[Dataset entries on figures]
__________________________________________________
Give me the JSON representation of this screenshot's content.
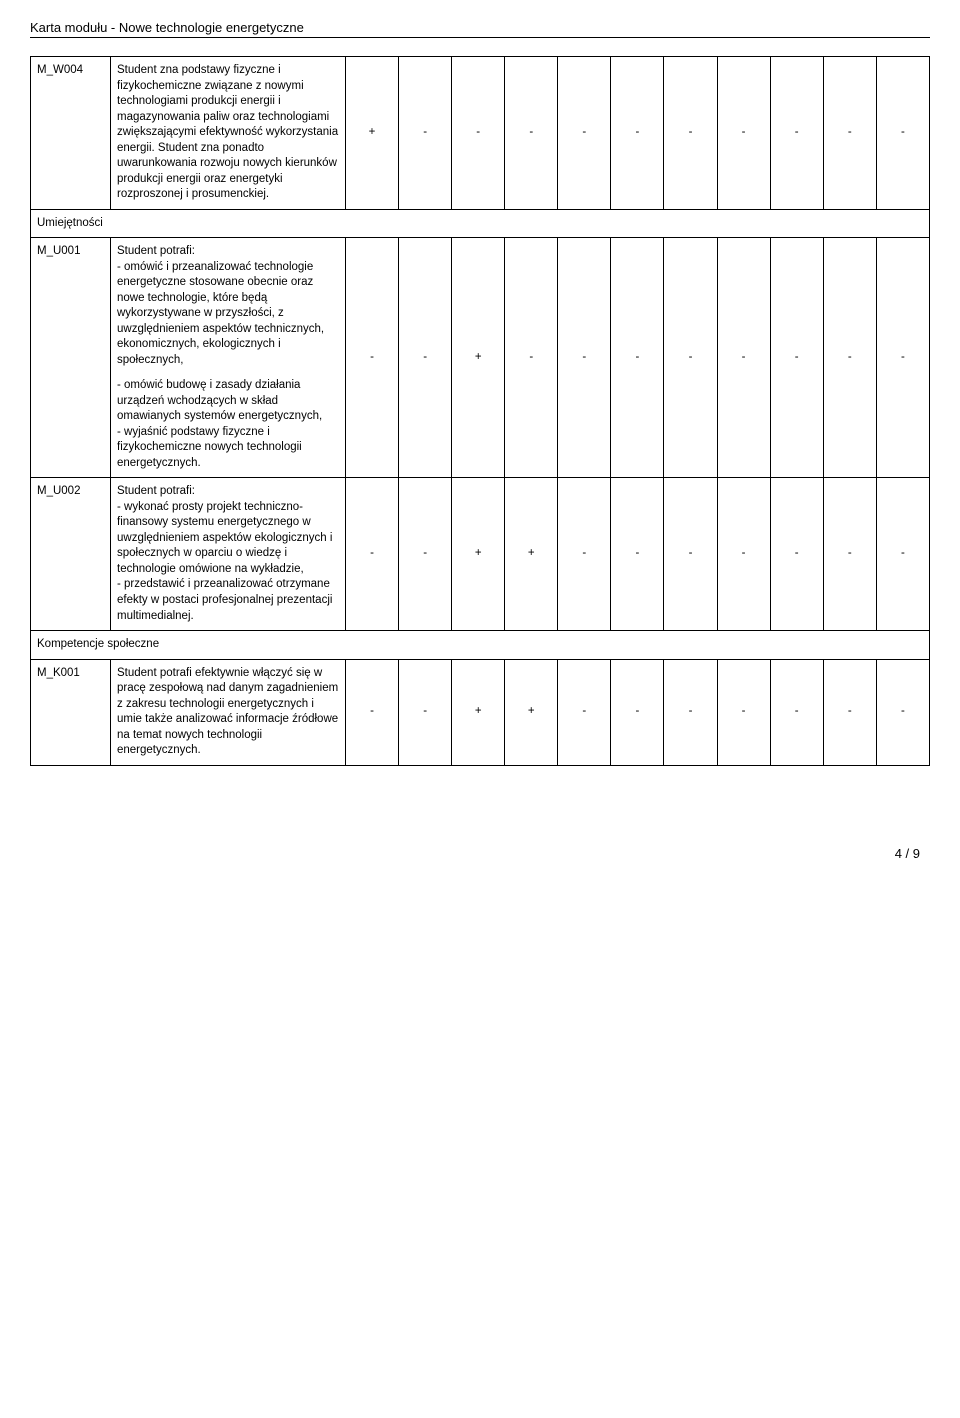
{
  "header": {
    "title": "Karta modułu - Nowe technologie energetyczne"
  },
  "rows": {
    "w004": {
      "code": "M_W004",
      "desc": "Student zna podstawy fizyczne i fizykochemiczne związane z nowymi technologiami produkcji energii i magazynowania paliw oraz technologiami zwiększającymi efektywność wykorzystania energii. Student zna ponadto uwarunkowania rozwoju nowych kierunków produkcji energii oraz energetyki rozproszonej i prosumenckiej.",
      "marks": [
        "+",
        "-",
        "-",
        "-",
        "-",
        "-",
        "-",
        "-",
        "-",
        "-",
        "-"
      ]
    },
    "section_um": {
      "label": "Umiejętności"
    },
    "u001": {
      "code": "M_U001",
      "desc1": "Student potrafi:\n- omówić i przeanalizować technologie energetyczne stosowane obecnie oraz nowe technologie, które będą wykorzystywane w przyszłości, z uwzględnieniem aspektów technicznych, ekonomicznych, ekologicznych i społecznych,",
      "desc2": "- omówić budowę i zasady działania urządzeń wchodzących w skład omawianych systemów energetycznych,\n- wyjaśnić podstawy fizyczne i fizykochemiczne nowych technologii energetycznych.",
      "marks": [
        "-",
        "-",
        "+",
        "-",
        "-",
        "-",
        "-",
        "-",
        "-",
        "-",
        "-"
      ]
    },
    "u002": {
      "code": "M_U002",
      "desc": "Student potrafi:\n- wykonać prosty projekt techniczno-finansowy systemu energetycznego w uwzględnieniem aspektów ekologicznych i społecznych w oparciu o wiedzę i technologie omówione na wykładzie,\n- przedstawić i przeanalizować otrzymane efekty w postaci profesjonalnej prezentacji multimedialnej.",
      "marks": [
        "-",
        "-",
        "+",
        "+",
        "-",
        "-",
        "-",
        "-",
        "-",
        "-",
        "-"
      ]
    },
    "section_ks": {
      "label": "Kompetencje społeczne"
    },
    "k001": {
      "code": "M_K001",
      "desc": "Student potrafi efektywnie włączyć się w pracę zespołową nad danym zagadnieniem z zakresu technologii energetycznych i umie także analizować informacje źródłowe na temat nowych technologii energetycznych.",
      "marks": [
        "-",
        "-",
        "+",
        "+",
        "-",
        "-",
        "-",
        "-",
        "-",
        "-",
        "-"
      ]
    }
  },
  "footer": {
    "page": "4 / 9"
  }
}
__________________________________________________
### Given instruction
All the lines above are to be reproduced exactly, except the pictures.

### Reply to the task
Give me the JSON representation of this screenshot's content.
{
  "header": {
    "title": "Karta modułu - Nowe technologie energetyczne"
  },
  "rows": {
    "w004": {
      "code": "M_W004",
      "desc": "Student zna podstawy fizyczne i fizykochemiczne związane z nowymi technologiami produkcji energii i magazynowania paliw oraz technologiami zwiększającymi efektywność wykorzystania energii. Student zna ponadto uwarunkowania rozwoju nowych kierunków produkcji energii oraz energetyki rozproszonej i prosumenckiej.",
      "marks": [
        "+",
        "-",
        "-",
        "-",
        "-",
        "-",
        "-",
        "-",
        "-",
        "-",
        "-"
      ]
    },
    "section_um": {
      "label": "Umiejętności"
    },
    "u001": {
      "code": "M_U001",
      "desc1": "Student potrafi:\n- omówić i przeanalizować technologie energetyczne stosowane obecnie oraz nowe technologie, które będą wykorzystywane w przyszłości, z uwzględnieniem aspektów technicznych, ekonomicznych, ekologicznych i społecznych,",
      "desc2": "- omówić budowę i zasady działania urządzeń wchodzących w skład omawianych systemów energetycznych,\n- wyjaśnić podstawy fizyczne i fizykochemiczne nowych technologii energetycznych.",
      "marks": [
        "-",
        "-",
        "+",
        "-",
        "-",
        "-",
        "-",
        "-",
        "-",
        "-",
        "-"
      ]
    },
    "u002": {
      "code": "M_U002",
      "desc": "Student potrafi:\n- wykonać prosty projekt techniczno-finansowy systemu energetycznego w uwzględnieniem aspektów ekologicznych i społecznych w oparciu o wiedzę i technologie omówione na wykładzie,\n- przedstawić i przeanalizować otrzymane efekty w postaci profesjonalnej prezentacji multimedialnej.",
      "marks": [
        "-",
        "-",
        "+",
        "+",
        "-",
        "-",
        "-",
        "-",
        "-",
        "-",
        "-"
      ]
    },
    "section_ks": {
      "label": "Kompetencje społeczne"
    },
    "k001": {
      "code": "M_K001",
      "desc": "Student potrafi efektywnie włączyć się w pracę zespołową nad danym zagadnieniem z zakresu technologii energetycznych i umie także analizować informacje źródłowe na temat nowych technologii energetycznych.",
      "marks": [
        "-",
        "-",
        "+",
        "+",
        "-",
        "-",
        "-",
        "-",
        "-",
        "-",
        "-"
      ]
    }
  },
  "footer": {
    "page": "4 / 9"
  }
}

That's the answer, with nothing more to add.